Your objective: Your answer should be a single number: the count of lines containing "philosophischen".

━━━━━ Record extracts

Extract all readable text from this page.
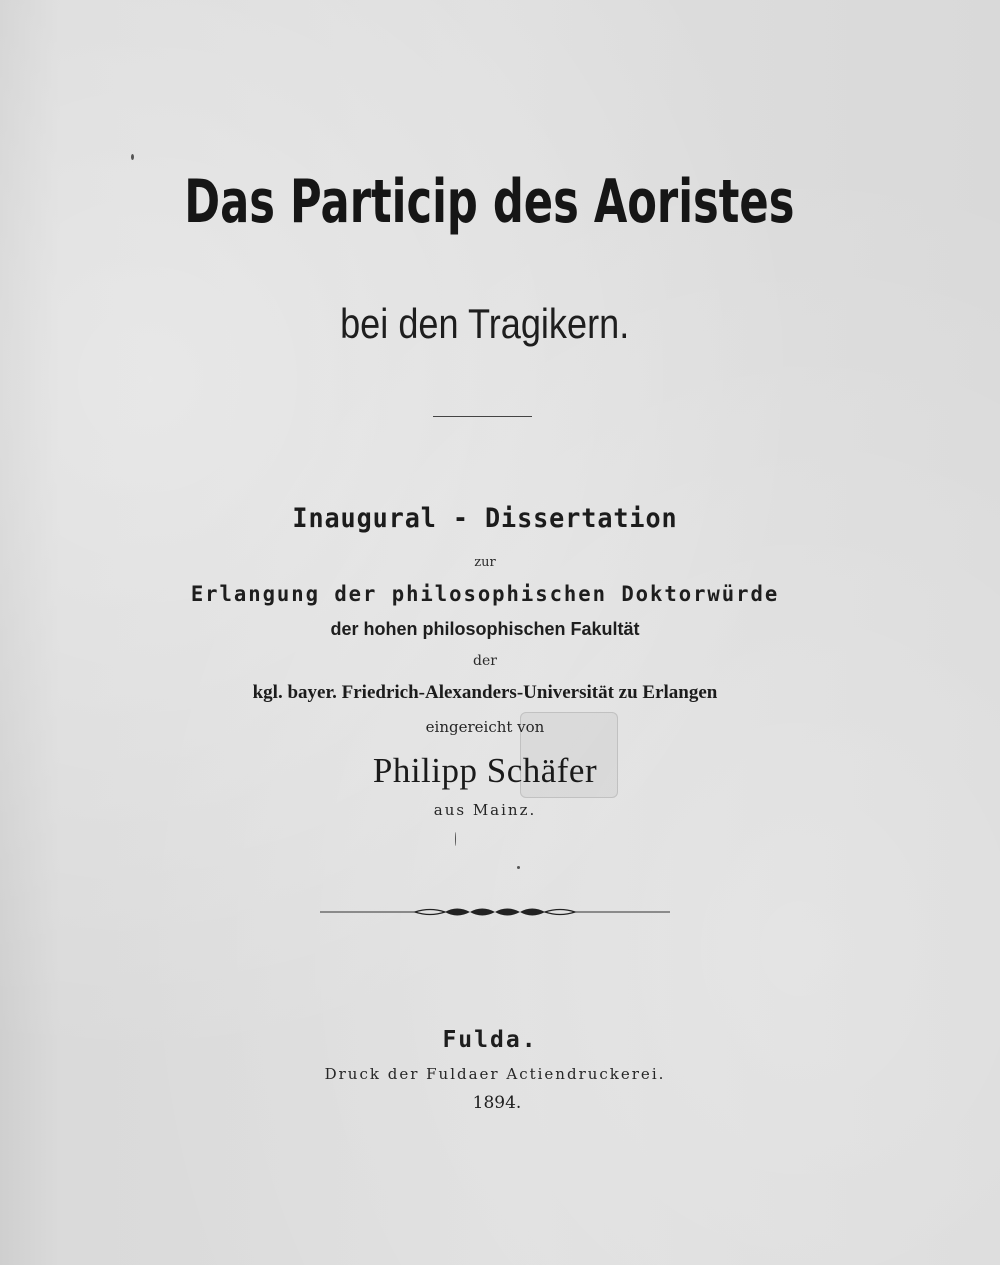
Das Particip des Aoristes
bei den Tragikern.
Inaugural - Dissertation
zur
Erlangung der philosophischen Doktorwürde
der hohen philosophischen Fakultät
der
kgl. bayer. Friedrich-Alexanders-Universität zu Erlangen
eingereicht von
Philipp Schäfer
aus Mainz.
Fulda.
Druck der Fuldaer Actiendruckerei.
1894.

━━━━━━━━━━

Result of the exercise: 2